#### Your tasks
**A.** Reproduce the passage on media coverage of the Lampedusa shipwreck from "The tragic events of" to "odourless and colourless.".
**B.** Convert the records, from their first line to the line with "isotope-symbol: O [261,280,278,304]", into a Markdown table with the columns Row and Line, leaving out blank lines.

#### Text provided

━━━━━━━━━━

Although they show different perspectives they also have some important evidence in common. In particular, it would seem that newsmaking in Italy submits the migrant to a radical process of symbolic deindividualization. The techniques of representation often use an expressive, linguistic and iconic register shaped by a semantic structure negating the migrants’ social identity (Nicolosi, 2007).

The tragic events of Lampedusa on 3 October 2013 reproduced the very same semantic configuration. Concerning the press, around 80% of the article we analysed followed the traditional de-individualizing register. In this narrative, death underwent a process of refined symbolic rarefication. It is always ‘between the lines’ and never explicit. It is always detached from the identity of the involved people. Here, death remains a ‘backdrop’ detached from the bodily dimension of real corpses. It becomes immaterial, abstract, odourless and colourless.

In the case of images, the tendency was even more homogeneous. Media (press and television) used a ‘tropical’ iconographic regime based on a rhetorical ‘translation’. Here, the corpses were metaphorized or ‘rarefied’ using synecdoche, metonymy, etc. Images shown on television were relics of the boats, flowers in the sea, coffins, coloured bags, groups of anonymous migrants, etc. In newspapers we saw fishing boats overflowing with migrants, remains of objects such as toys, instruments and utensils, documents, shoes, trousers, etc. All these objects are only traces. The real identities of migrants and their bodies were never revealed. The corpse disappears, it is present only in the background, as we said before.

Anatomy of the Social Memory (and Imagery) of Lampedusa Inhabitants

The real experience of the people of Lampedusa shows a different frame. We carried out our interviews a year after the tragic events (May 2014) and we can say that on Lampedusa, death and its material dimension had a tremendous impact on the life of the island community. The power and the scale of the events violently dictated the most material features. Many fishermen who had taken part in the rescue operations were still not able to go out to sea to cast their nets.

The prevailing sentiment of the interviewees is that of abandonment, a feeling produced by the fact of being abandoned with the corpses of the migrants. From the interviews it clearly emerges that it was the concrete, physical presence of the corpses and the material difficulties linked to the management of this presence that marked the lives of the community. This material presence was symbolically elaborated and then expressed with various remembrances and mental images. We tried to categorise and present them using the words of the inhabitants.

The first rescuers were above all besieged by the shouts and cries of a multitude asking for help. B., a shipwright who had gone out to sea on the evening of 2 October to spend the night on the craft with some friends, found himself in the place of the shipwreck the following morning. He remembers having mistaken the screams for the cries of the shearwater (Calonectris diomedea), birds that nest on the Pelagie islands, similar to seagulls, whose cry is reminiscent of the desperate cry of an infant:

what happened? So it was then that he started to say: I can hear screams! I said: look, with all these seagulls … ‘No no no I can hear shouting, I hear shouting’ […] and, while we were going out into the open sea I told him: ‘See, A., shearwaters, seagulls, shearwaters, seagulls’ but then … after a minute there were no shearwaters or seagulls. All these arms reaching up for the sky, these young men of colour who were desperately shouting out for help. And, well; then we understood that the sea was full of them and we understood the scale of the tragedy taking place.

━━━━━━━━━━

#### Record extracts
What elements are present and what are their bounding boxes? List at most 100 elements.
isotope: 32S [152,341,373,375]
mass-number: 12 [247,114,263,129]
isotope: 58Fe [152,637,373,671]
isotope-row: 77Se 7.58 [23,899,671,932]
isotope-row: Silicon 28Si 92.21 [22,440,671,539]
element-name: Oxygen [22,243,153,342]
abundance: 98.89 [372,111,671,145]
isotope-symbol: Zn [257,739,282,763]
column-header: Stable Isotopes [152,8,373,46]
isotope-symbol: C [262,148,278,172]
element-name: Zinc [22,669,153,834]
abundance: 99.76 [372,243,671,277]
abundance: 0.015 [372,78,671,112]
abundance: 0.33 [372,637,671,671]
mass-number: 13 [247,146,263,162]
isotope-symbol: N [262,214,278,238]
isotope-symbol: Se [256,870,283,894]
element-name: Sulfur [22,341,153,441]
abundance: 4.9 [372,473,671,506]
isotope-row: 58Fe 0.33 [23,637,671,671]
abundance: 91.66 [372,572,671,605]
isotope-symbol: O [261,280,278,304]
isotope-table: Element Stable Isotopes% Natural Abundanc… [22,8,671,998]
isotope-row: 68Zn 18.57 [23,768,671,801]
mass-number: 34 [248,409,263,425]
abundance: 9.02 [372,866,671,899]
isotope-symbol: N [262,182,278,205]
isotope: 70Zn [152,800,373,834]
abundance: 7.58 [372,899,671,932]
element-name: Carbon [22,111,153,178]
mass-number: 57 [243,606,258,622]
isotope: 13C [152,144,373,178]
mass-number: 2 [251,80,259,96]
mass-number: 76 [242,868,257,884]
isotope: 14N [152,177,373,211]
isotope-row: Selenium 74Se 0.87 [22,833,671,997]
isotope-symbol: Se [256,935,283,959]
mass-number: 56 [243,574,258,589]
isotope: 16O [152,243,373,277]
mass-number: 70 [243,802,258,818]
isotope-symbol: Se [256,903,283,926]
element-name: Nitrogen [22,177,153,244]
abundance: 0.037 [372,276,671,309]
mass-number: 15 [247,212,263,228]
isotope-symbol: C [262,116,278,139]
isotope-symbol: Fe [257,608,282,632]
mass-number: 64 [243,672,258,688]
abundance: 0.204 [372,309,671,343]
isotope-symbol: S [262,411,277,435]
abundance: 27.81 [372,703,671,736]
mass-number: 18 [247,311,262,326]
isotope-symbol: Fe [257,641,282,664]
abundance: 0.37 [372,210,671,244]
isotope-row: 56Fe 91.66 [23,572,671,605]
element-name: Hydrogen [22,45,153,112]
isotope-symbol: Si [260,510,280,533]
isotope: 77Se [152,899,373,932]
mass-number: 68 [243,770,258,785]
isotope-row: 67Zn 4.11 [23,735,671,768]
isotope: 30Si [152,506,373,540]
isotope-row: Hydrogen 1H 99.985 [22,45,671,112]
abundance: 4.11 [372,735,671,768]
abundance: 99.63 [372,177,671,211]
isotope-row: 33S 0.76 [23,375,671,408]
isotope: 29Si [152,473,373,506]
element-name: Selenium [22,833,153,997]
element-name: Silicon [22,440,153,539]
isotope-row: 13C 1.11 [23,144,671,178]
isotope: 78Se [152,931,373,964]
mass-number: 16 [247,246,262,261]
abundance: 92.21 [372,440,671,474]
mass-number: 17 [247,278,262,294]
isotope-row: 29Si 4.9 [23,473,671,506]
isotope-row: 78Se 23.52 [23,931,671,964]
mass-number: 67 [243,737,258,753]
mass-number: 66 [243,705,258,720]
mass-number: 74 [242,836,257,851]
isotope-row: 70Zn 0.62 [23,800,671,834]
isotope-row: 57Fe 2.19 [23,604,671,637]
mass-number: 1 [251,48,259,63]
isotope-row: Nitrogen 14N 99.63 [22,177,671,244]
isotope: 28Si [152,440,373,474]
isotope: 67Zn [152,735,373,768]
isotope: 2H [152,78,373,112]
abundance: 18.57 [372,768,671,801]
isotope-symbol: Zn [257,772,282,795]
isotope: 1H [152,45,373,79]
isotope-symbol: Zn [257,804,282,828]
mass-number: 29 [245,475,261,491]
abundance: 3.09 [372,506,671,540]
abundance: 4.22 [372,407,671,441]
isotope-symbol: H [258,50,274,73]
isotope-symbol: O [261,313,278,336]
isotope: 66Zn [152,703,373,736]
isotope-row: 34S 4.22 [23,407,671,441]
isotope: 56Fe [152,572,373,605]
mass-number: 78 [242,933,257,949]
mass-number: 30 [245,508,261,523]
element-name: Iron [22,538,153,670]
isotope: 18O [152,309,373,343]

━━━━━━━━━━

#### Responses by task
**A.**
The tragic events of Lampedusa on 3 October 2013 reproduced the very same semantic configuration. Concerning the press, around 80% of the article we analysed followed the traditional de-individualizing register. In this narrative, death underwent a process of refined symbolic rarefication. It is always ‘between the lines’ and never explicit. It is always detached from the identity of the involved people. Here, death remains a ‘backdrop’ detached from the bodily dimension of real corpses. It becomes immaterial, abstract, odourless and colourless.

**B.**
| Row | Line |
|---|---|
| 1 | What elements are present and what are their bounding boxes? List at most 100 elements. |
| 2 | isotope: 32S [152,341,373,375] |
| 3 | mass-number: 12 [247,114,263,129] |
| 4 | isotope: 58Fe [152,637,373,671] |
| 5 | isotope-row: 77Se 7.58 [23,899,671,932] |
| 6 | isotope-row: Silicon 28Si 92.21 [22,440,671,539] |
| 7 | element-name: Oxygen [22,243,153,342] |
| 8 | abundance: 98.89 [372,111,671,145] |
| 9 | isotope-symbol: Zn [257,739,282,763] |
| 10 | column-header: Stable Isotopes [152,8,373,46] |
| 11 | isotope-symbol: C [262,148,278,172] |
| 12 | element-name: Zinc [22,669,153,834] |
| 13 | abundance: 99.76 [372,243,671,277] |
| 14 | abundance: 0.015 [372,78,671,112] |
| 15 | abundance: 0.33 [372,637,671,671] |
| 16 | mass-number: 13 [247,146,263,162] |
| 17 | isotope-symbol: N [262,214,278,238] |
| 18 | isotope-symbol: Se [256,870,283,894] |
| 19 | element-name: Sulfur [22,341,153,441] |
| 20 | abundance: 4.9 [372,473,671,506] |
| 21 | isotope-row: 58Fe 0.33 [23,637,671,671] |
| 22 | abundance: 91.66 [372,572,671,605] |
| 23 | isotope-symbol: O [261,280,278,304] |